■ **Directions for this task**
Look through the material and copy each line holding "Naulakoiden".

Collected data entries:
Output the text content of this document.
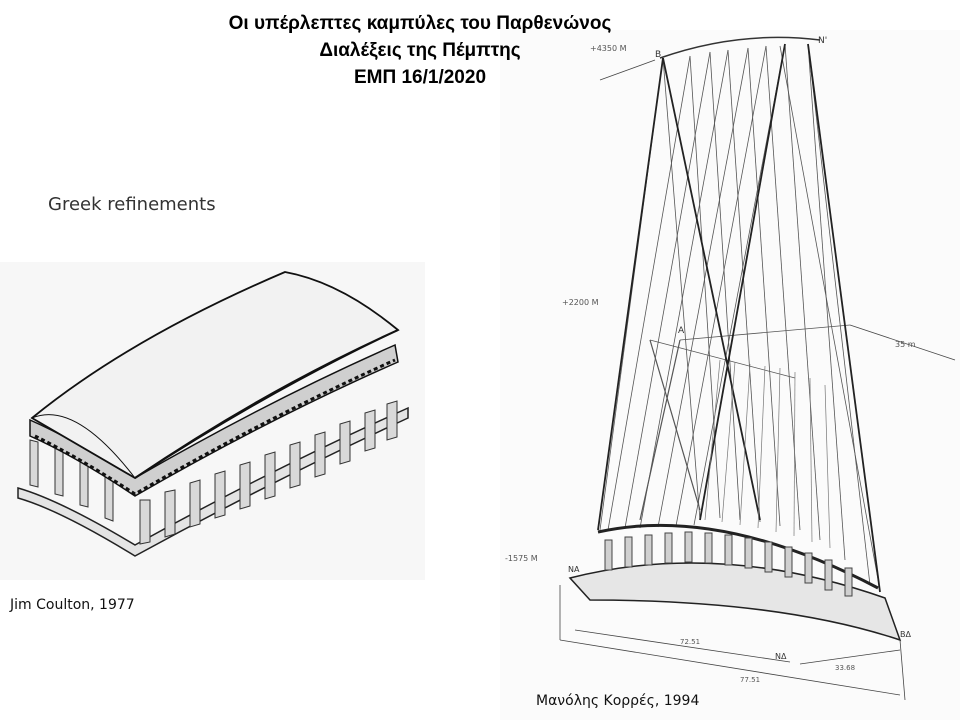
Οι υπέρλεπτες καμπύλες του Παρθενώνος
Διαλέξεις της Πέμπτης
ΕΜΠ 16/1/2020
Greek refinements
+4350 M
+2200 M
-1575 M
35 m
B
N'
A
NA
ΝΔ
ΒΔ
72.51
77.51
33.68
Jim Coulton, 1977
Μανόλης Κορρές, 1994
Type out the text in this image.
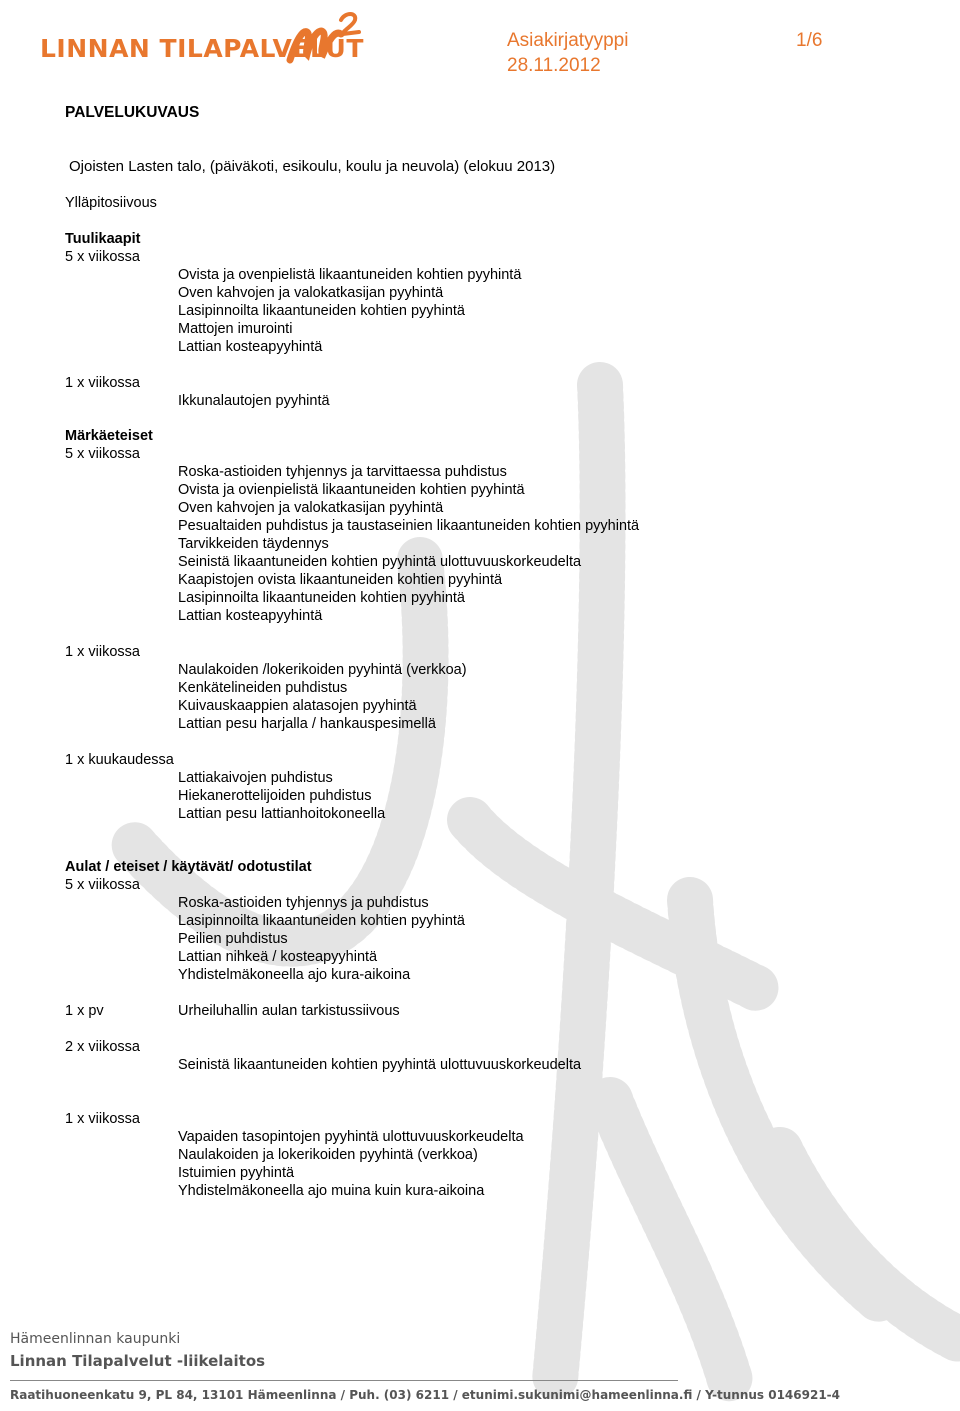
LINNAN TILAPALVELUT	Asiakirjatyyppi
28.11.2012
1/6
PALVELUKUVAUS
Ojoisten Lasten talo, (päiväkoti, esikoulu, koulu ja neuvola) (elokuu 2013)
Ylläpitosiivous
Tuulikaapit
5 x viikossa
Ovista ja ovenpielistä likaantuneiden kohtien pyyhintä
Oven kahvojen ja valokatkasijan pyyhintä
Lasipinnoilta likaantuneiden kohtien pyyhintä
Mattojen imurointi
Lattian kosteapyyhintä
1 x viikossa
Ikkunalautojen pyyhintä
Märkäeteiset
5 x viikossa
Roska-astioiden tyhjennys ja tarvittaessa puhdistus
Ovista ja ovienpielistä likaantuneiden kohtien pyyhintä
Oven kahvojen ja valokatkasijan pyyhintä
Pesualtaiden puhdistus ja taustaseinien likaantuneiden kohtien pyyhintä
Tarvikkeiden täydennys
Seinistä likaantuneiden kohtien pyyhintä ulottuvuuskorkeudelta
Kaapistojen ovista likaantuneiden kohtien pyyhintä
Lasipinnoilta likaantuneiden kohtien pyyhintä
Lattian kosteapyyhintä
1 x viikossa
Naulakoiden /lokerikoiden pyyhintä (verkkoa)
Kenkätelineiden puhdistus
Kuivauskaappien alatasojen pyyhintä
Lattian pesu harjalla / hankauspesimellä
1 x kuukaudessa
Lattiakaivojen puhdistus
Hiekanerottelijoiden puhdistus
Lattian pesu lattianhoitokoneella
Aulat / eteiset / käytävät/ odotustilat
5 x viikossa
Roska-astioiden tyhjennys ja puhdistus
Lasipinnoilta likaantuneiden kohtien pyyhintä
Peilien puhdistus
Lattian nihkeä / kosteapyyhintä
Yhdistelmäkoneella ajo kura-aikoina
1 x pv	Urheiluhallin aulan tarkistussiivous
2 x viikossa
Seinistä likaantuneiden kohtien pyyhintä ulottuvuuskorkeudelta
1 x viikossa
Vapaiden tasopintojen pyyhintä ulottuvuuskorkeudelta
Naulakoiden ja lokerikoiden pyyhintä (verkkoa)
Istuimien pyyhintä
Yhdistelmäkoneella ajo muina kuin kura-aikoina
Hämeenlinnan kaupunki
Linnan Tilapalvelut -liikelaitos
Raatihuoneenkatu 9, PL 84, 13101 Hämeenlinna / Puh. (03) 6211 / etunimi.sukunimi@hameenlinna.fi / Y-tunnus 0146921-4
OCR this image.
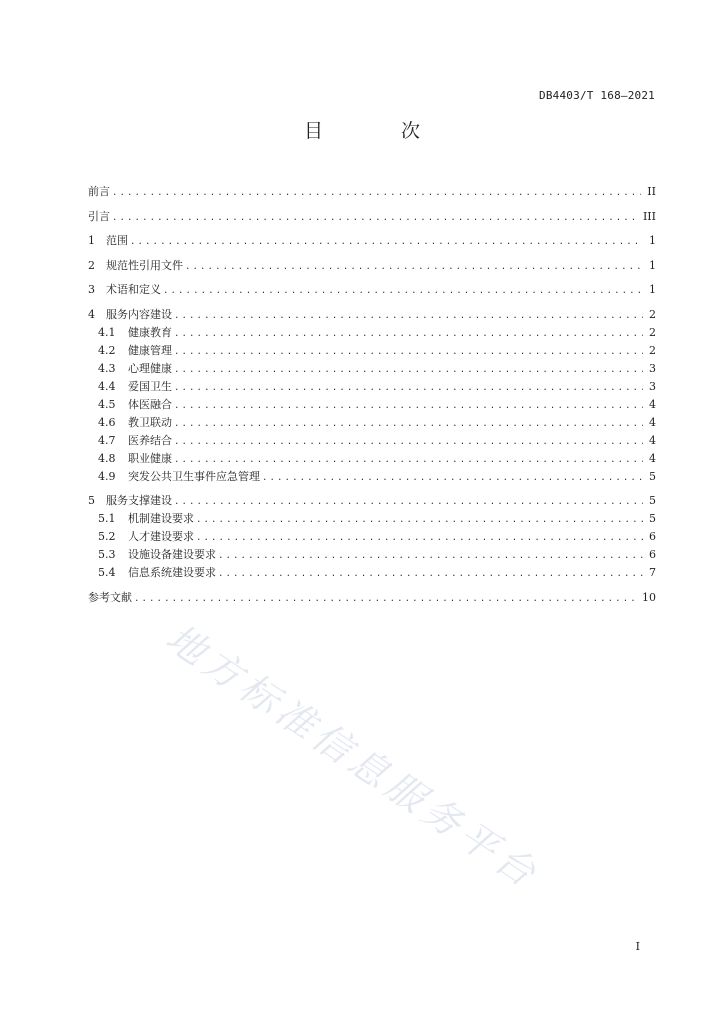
DB4403/T 168—2021
目 次
前言 .....	II
引言 .....	III
1 范围 .....	1
2 规范性引用文件 .....	1
3 术语和定义 .....	1
4 服务内容建设 .....	2
4.1 健康教育 .....	2
4.2 健康管理 .....	2
4.3 心理健康 .....	3
4.4 爱国卫生 .....	3
4.5 体医融合 .....	4
4.6 教卫联动 .....	4
4.7 医养结合 .....	4
4.8 职业健康 .....	4
4.9 突发公共卫生事件应急管理 .....	5
5 服务支撑建设 .....	5
5.1 机制建设要求 .....	5
5.2 人才建设要求 .....	6
5.3 设施设备建设要求 .....	6
5.4 信息系统建设要求 .....	7
参考文献 .....	10
地方标准信息服务平台
I
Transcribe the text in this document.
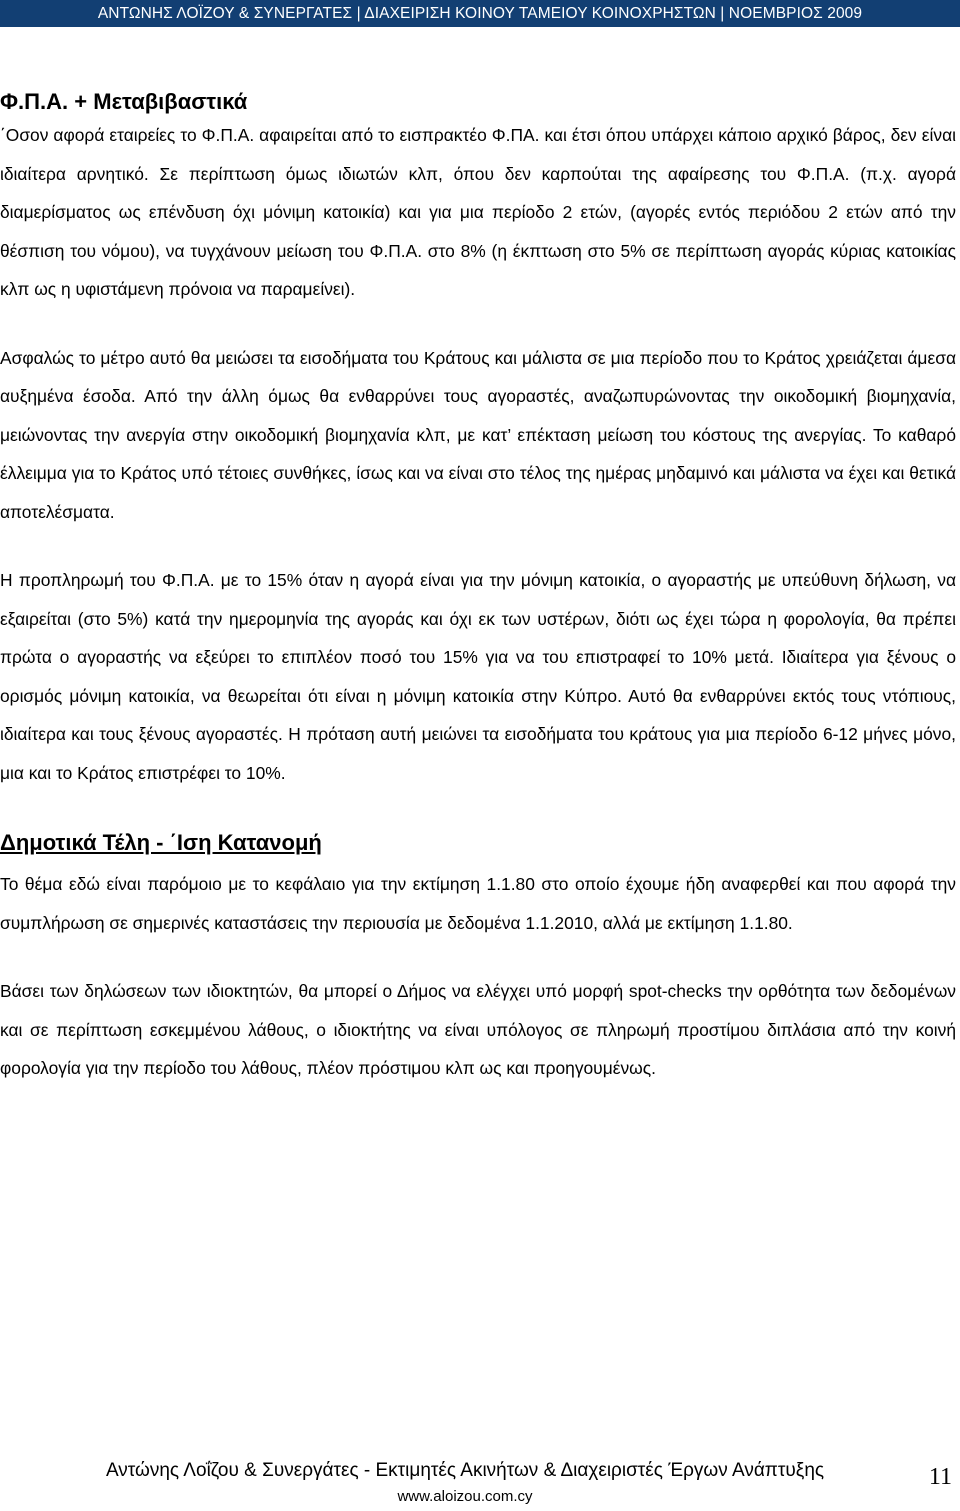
ΑΝΤΩΝΗΣ ΛΟΪΖΟΥ & ΣΥΝΕΡΓΑΤΕΣ | ΔΙΑΧΕΙΡΙΣΗ ΚΟΙΝΟΥ ΤΑΜΕΙΟΥ ΚΟΙΝΟΧΡΗΣΤΩΝ | ΝΟΕΜΒΡΙΟΣ 2009
Φ.Π.Α. + Μεταβιβαστικά

΄Οσον αφορά εταιρείες το Φ.Π.Α. αφαιρείται από το εισπρακτέο Φ.ΠΑ. και έτσι όπου υπάρχει κάποιο αρχικό βάρος, δεν είναι ιδιαίτερα αρνητικό. Σε περίπτωση όμως ιδιωτών κλπ, όπου δεν καρπούται της αφαίρεσης του Φ.Π.Α. (π.χ. αγορά διαμερίσματος ως επένδυση όχι μόνιμη κατοικία) και για μια περίοδο 2 ετών, (αγορές εντός περιόδου 2 ετών από την θέσπιση του νόμου), να τυγχάνουν μείωση του Φ.Π.Α. στο 8% (η έκπτωση στο 5% σε περίπτωση αγοράς κύριας κατοικίας κλπ ως η υφιστάμενη πρόνοια να παραμείνει).

Ασφαλώς το μέτρο αυτό θα μειώσει τα εισοδήματα του Κράτους και μάλιστα σε μια περίοδο που το Κράτος χρειάζεται άμεσα αυξημένα έσοδα. Από την άλλη όμως θα ενθαρρύνει τους αγοραστές, αναζωπυρώνοντας την οικοδομική βιομηχανία, μειώνοντας την ανεργία στην οικοδομική βιομηχανία κλπ, με κατ’ επέκταση μείωση του κόστους της ανεργίας. Το καθαρό έλλειμμα για το Κράτος υπό τέτοιες συνθήκες, ίσως και να είναι στο τέλος της ημέρας μηδαμινό και μάλιστα να έχει και θετικά αποτελέσματα.

Η προπληρωμή του Φ.Π.Α. με το 15% όταν η αγορά είναι για την μόνιμη κατοικία, ο αγοραστής με υπεύθυνη δήλωση, να εξαιρείται (στο 5%) κατά την ημερομηνία της αγοράς και όχι εκ των υστέρων, διότι ως έχει τώρα η φορολογία, θα πρέπει πρώτα ο αγοραστής να εξεύρει το επιπλέον ποσό του 15% για να του επιστραφεί το 10% μετά. Ιδιαίτερα για ξένους ο ορισμός μόνιμη κατοικία, να θεωρείται ότι είναι η μόνιμη κατοικία στην Κύπρο. Αυτό θα ενθαρρύνει εκτός τους ντόπιους, ιδιαίτερα και τους ξένους αγοραστές. Η πρόταση αυτή μειώνει τα εισοδήματα του κράτους για μια περίοδο 6-12 μήνες μόνο, μια και το Κράτος επιστρέφει το 10%.

Δημοτικά Τέλη - ΄Ιση Κατανομή

Το θέμα εδώ είναι παρόμοιο με το κεφάλαιο για την εκτίμηση 1.1.80 στο οποίο έχουμε ήδη αναφερθεί και που αφορά την συμπλήρωση σε σημερινές καταστάσεις την περιουσία με δεδομένα 1.1.2010, αλλά με εκτίμηση 1.1.80.

Βάσει των δηλώσεων των ιδιοκτητών, θα μπορεί ο Δήμος να ελέγχει υπό μορφή spot-checks την ορθότητα των δεδομένων και σε περίπτωση εσκεμμένου λάθους, ο ιδιοκτήτης να είναι υπόλογος σε πληρωμή προστίμου διπλάσια από την κοινή φορολογία για την περίοδο του λάθους, πλέον πρόστιμου κλπ ως και προηγουμένως.

Αντώνης Λοΐζου & Συνεργάτες - Εκτιμητές Ακινήτων & Διαχειριστές Έργων Ανάπτυξης
www.aloizou.com.cy
11
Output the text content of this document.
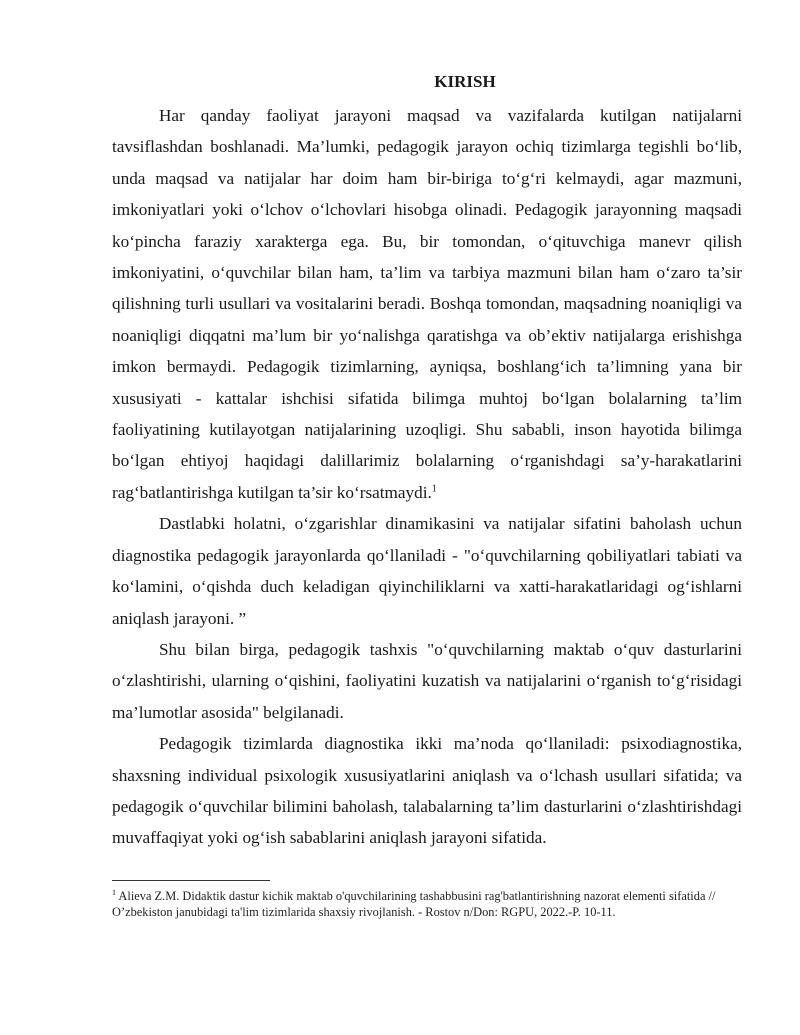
KIRISH

Har qanday faoliyat jarayoni maqsad va vazifalarda kutilgan natijalarni tavsiflashdan boshlanadi. Ma’lumki, pedagogik jarayon ochiq tizimlarga tegishli bo‘lib, unda maqsad va natijalar har doim ham bir-biriga to‘g‘ri kelmaydi, agar mazmuni, imkoniyatlari yoki o‘lchov o‘lchovlari hisobga olinadi. Pedagogik jarayonning maqsadi ko‘pincha faraziy xarakterga ega. Bu, bir tomondan, o‘qituvchiga manevr qilish imkoniyatini, o‘quvchilar bilan ham, ta’lim va tarbiya mazmuni bilan ham o‘zaro ta’sir qilishning turli usullari va vositalarini beradi. Boshqa tomondan, maqsadning noaniqligi va noaniqligi diqqatni ma’lum bir yo‘nalishga qaratishga va ob’ektiv natijalarga erishishga imkon bermaydi. Pedagogik tizimlarning, ayniqsa, boshlang‘ich ta’limning yana bir xususiyati - kattalar ishchisi sifatida bilimga muhtoj bo‘lgan bolalarning ta’lim faoliyatining kutilayotgan natijalarining uzoqligi. Shu sababli, inson hayotida bilimga bo‘lgan ehtiyoj haqidagi dalillarimiz bolalarning o‘rganishdagi sa’y-harakatlarini rag‘batlantirishga kutilgan ta’sir ko‘rsatmaydi.$^1$

Dastlabki holatni, o‘zgarishlar dinamikasini va natijalar sifatini baholash uchun diagnostika pedagogik jarayonlarda qo‘llaniladi - "o‘quvchilarning qobiliyatlari tabiati va ko‘lamini, o‘qishda duch keladigan qiyinchiliklarni va xatti-harakatlaridagi og‘ishlarni aniqlash jarayoni. ”

Shu bilan birga, pedagogik tashxis "o‘quvchilarning maktab o‘quv dasturlarini o‘zlashtirishi, ularning o‘qishini, faoliyatini kuzatish va natijalarini o‘rganish to‘g‘risidagi ma’lumotlar asosida" belgilanadi.

Pedagogik tizimlarda diagnostika ikki ma’noda qo‘llaniladi: psixodiagnostika, shaxsning individual psixologik xususiyatlarini aniqlash va o‘lchash usullari sifatida; va pedagogik o‘quvchilar bilimini baholash, talabalarning ta’lim dasturlarini o‘zlashtirishdagi muvaffaqiyat yoki og‘ish sabablarini aniqlash jarayoni sifatida.

$^1$ Alieva Z.M. Didaktik dastur kichik maktab o'quvchilarining tashabbusini rag'batlantirishning nazorat elementi sifatida // O’zbekiston janubidagi ta'lim tizimlarida shaxsiy rivojlanish. - Rostov n/Don: RGPU, 2022.-P. 10-11.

■ **The response**
Naulakoiden /lokerikoiden pyyhintä (verkkoa)
Naulakoiden ja lokerikoiden pyyhintä (verkkoa)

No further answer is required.